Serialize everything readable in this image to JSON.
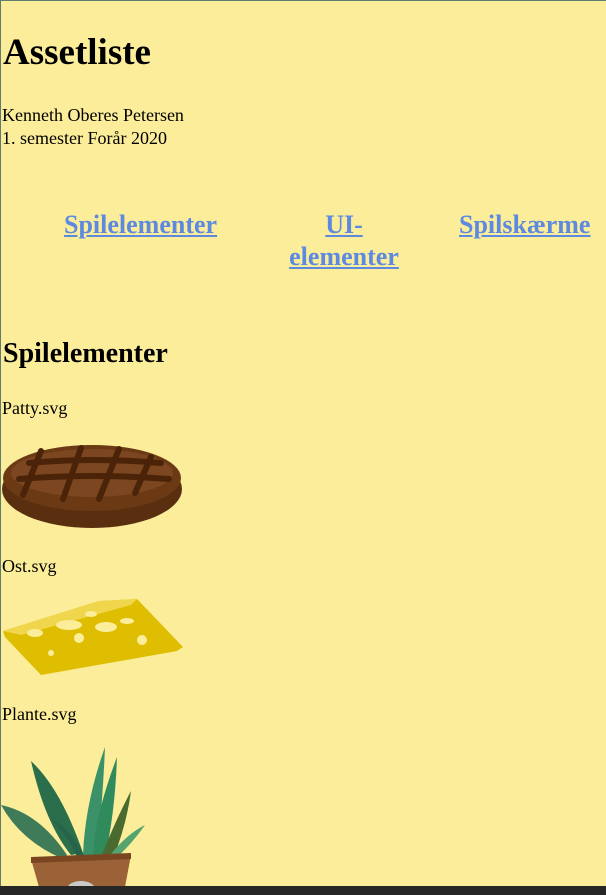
{
  "page": {
    "title": "Assetliste",
    "author": "Kenneth Oberes Petersen",
    "course": "1. semester Forår 2020"
  },
  "nav": {
    "links": [
      {
        "label": "Spilelementer"
      },
      {
        "label": "UI-elementer"
      },
      {
        "label": "Spilskærme"
      }
    ]
  },
  "section": {
    "title": "Spilelementer",
    "assets": [
      {
        "filename": "Patty.svg",
        "icon": "patty-icon"
      },
      {
        "filename": "Ost.svg",
        "icon": "cheese-icon"
      },
      {
        "filename": "Plante.svg",
        "icon": "plant-icon"
      }
    ]
  },
  "colors": {
    "background": "#fbed99",
    "link": "#5d8ae0",
    "patty": "#6b3a14",
    "cheese": "#dfbd00",
    "plant": "#2f8a5c",
    "pot": "#9a6236"
  }
}
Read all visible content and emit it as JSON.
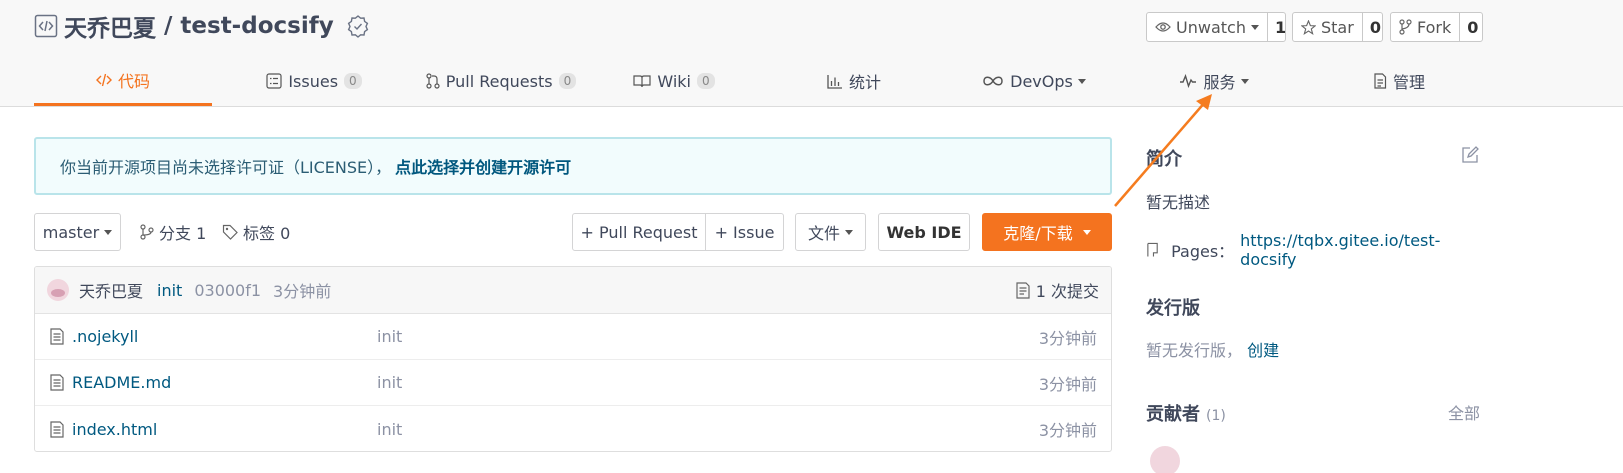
{
  "repo": {
    "owner": "天乔巴夏",
    "separator": "/",
    "name": "test-docsify"
  },
  "social": {
    "unwatch_label": "Unwatch",
    "unwatch_count": "1",
    "star_label": "Star",
    "star_count": "0",
    "fork_label": "Fork",
    "fork_count": "0"
  },
  "tabs": [
    {
      "label": "代码",
      "icon": "code-icon",
      "active": true
    },
    {
      "label": "Issues",
      "count": "0",
      "icon": "issues-icon"
    },
    {
      "label": "Pull Requests",
      "count": "0",
      "icon": "pull-request-icon"
    },
    {
      "label": "Wiki",
      "count": "0",
      "icon": "wiki-icon"
    },
    {
      "label": "统计",
      "icon": "chart-icon"
    },
    {
      "label": "DevOps",
      "icon": "infinity-icon",
      "dropdown": true
    },
    {
      "label": "服务",
      "icon": "pulse-icon",
      "dropdown": true
    },
    {
      "label": "管理",
      "icon": "manage-icon"
    }
  ],
  "notice": {
    "text": "你当前开源项目尚未选择许可证（LICENSE），",
    "link": "点此选择并创建开源许可"
  },
  "toolbar": {
    "branch": "master",
    "branches": "分支 1",
    "tags": "标签 0",
    "pull_request": "+ Pull Request",
    "issue": "+ Issue",
    "file": "文件",
    "web_ide": "Web IDE",
    "clone": "克隆/下载"
  },
  "commit": {
    "author": "天乔巴夏",
    "message": "init",
    "hash": "03000f1",
    "time": "3分钟前",
    "commits": "1 次提交"
  },
  "files": [
    {
      "name": ".nojekyll",
      "message": "init",
      "time": "3分钟前"
    },
    {
      "name": "README.md",
      "message": "init",
      "time": "3分钟前"
    },
    {
      "name": "index.html",
      "message": "init",
      "time": "3分钟前"
    }
  ],
  "sidebar": {
    "intro_title": "简介",
    "intro_text": "暂无描述",
    "pages_label": "Pages：",
    "pages_url": "https://tqbx.gitee.io/test-docsify",
    "releases_title": "发行版",
    "releases_text": "暂无发行版，",
    "releases_link": "创建",
    "contributors_title": "贡献者",
    "contributors_count": "(1)",
    "contributors_all": "全部"
  },
  "colors": {
    "accent": "#f4731f",
    "link": "#005980",
    "annotation_arrow": "#f57c1f"
  }
}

EXERCISE
Reproduce each line exactly, please, except for any pictures.

RESPONSE FOR THIS EXERCISE
Serialize everything readable in this image to JSON.
{
  "page": {
    "title": "Assetliste",
    "author": "Kenneth Oberes Petersen",
    "course": "1. semester Forår 2020"
  },
  "nav": {
    "links": [
      {
        "label": "Spilelementer"
      },
      {
        "label": "UI-elementer"
      },
      {
        "label": "Spilskærme"
      }
    ]
  },
  "section": {
    "title": "Spilelementer",
    "assets": [
      {
        "filename": "Patty.svg",
        "icon": "patty-icon"
      },
      {
        "filename": "Ost.svg",
        "icon": "cheese-icon"
      },
      {
        "filename": "Plante.svg",
        "icon": "plant-icon"
      }
    ]
  },
  "colors": {
    "background": "#fbed99",
    "link": "#5d8ae0",
    "patty": "#6b3a14",
    "cheese": "#dfbd00",
    "plant": "#2f8a5c",
    "pot": "#9a6236"
  }
}
Read all visible content and emit it as JSON.
{
  "repo": {
    "owner": "天乔巴夏",
    "separator": "/",
    "name": "test-docsify"
  },
  "social": {
    "unwatch_label": "Unwatch",
    "unwatch_count": "1",
    "star_label": "Star",
    "star_count": "0",
    "fork_label": "Fork",
    "fork_count": "0"
  },
  "tabs": [
    {
      "label": "代码",
      "icon": "code-icon",
      "active": true
    },
    {
      "label": "Issues",
      "count": "0",
      "icon": "issues-icon"
    },
    {
      "label": "Pull Requests",
      "count": "0",
      "icon": "pull-request-icon"
    },
    {
      "label": "Wiki",
      "count": "0",
      "icon": "wiki-icon"
    },
    {
      "label": "统计",
      "icon": "chart-icon"
    },
    {
      "label": "DevOps",
      "icon": "infinity-icon",
      "dropdown": true
    },
    {
      "label": "服务",
      "icon": "pulse-icon",
      "dropdown": true
    },
    {
      "label": "管理",
      "icon": "manage-icon"
    }
  ],
  "notice": {
    "text": "你当前开源项目尚未选择许可证（LICENSE），",
    "link": "点此选择并创建开源许可"
  },
  "toolbar": {
    "branch": "master",
    "branches": "分支 1",
    "tags": "标签 0",
    "pull_request": "+ Pull Request",
    "issue": "+ Issue",
    "file": "文件",
    "web_ide": "Web IDE",
    "clone": "克隆/下载"
  },
  "commit": {
    "author": "天乔巴夏",
    "message": "init",
    "hash": "03000f1",
    "time": "3分钟前",
    "commits": "1 次提交"
  },
  "files": [
    {
      "name": ".nojekyll",
      "message": "init",
      "time": "3分钟前"
    },
    {
      "name": "README.md",
      "message": "init",
      "time": "3分钟前"
    },
    {
      "name": "index.html",
      "message": "init",
      "time": "3分钟前"
    }
  ],
  "sidebar": {
    "intro_title": "简介",
    "intro_text": "暂无描述",
    "pages_label": "Pages：",
    "pages_url": "https://tqbx.gitee.io/test-docsify",
    "releases_title": "发行版",
    "releases_text": "暂无发行版，",
    "releases_link": "创建",
    "contributors_title": "贡献者",
    "contributors_count": "(1)",
    "contributors_all": "全部"
  },
  "colors": {
    "accent": "#f4731f",
    "link": "#005980",
    "annotation_arrow": "#f57c1f"
  }
}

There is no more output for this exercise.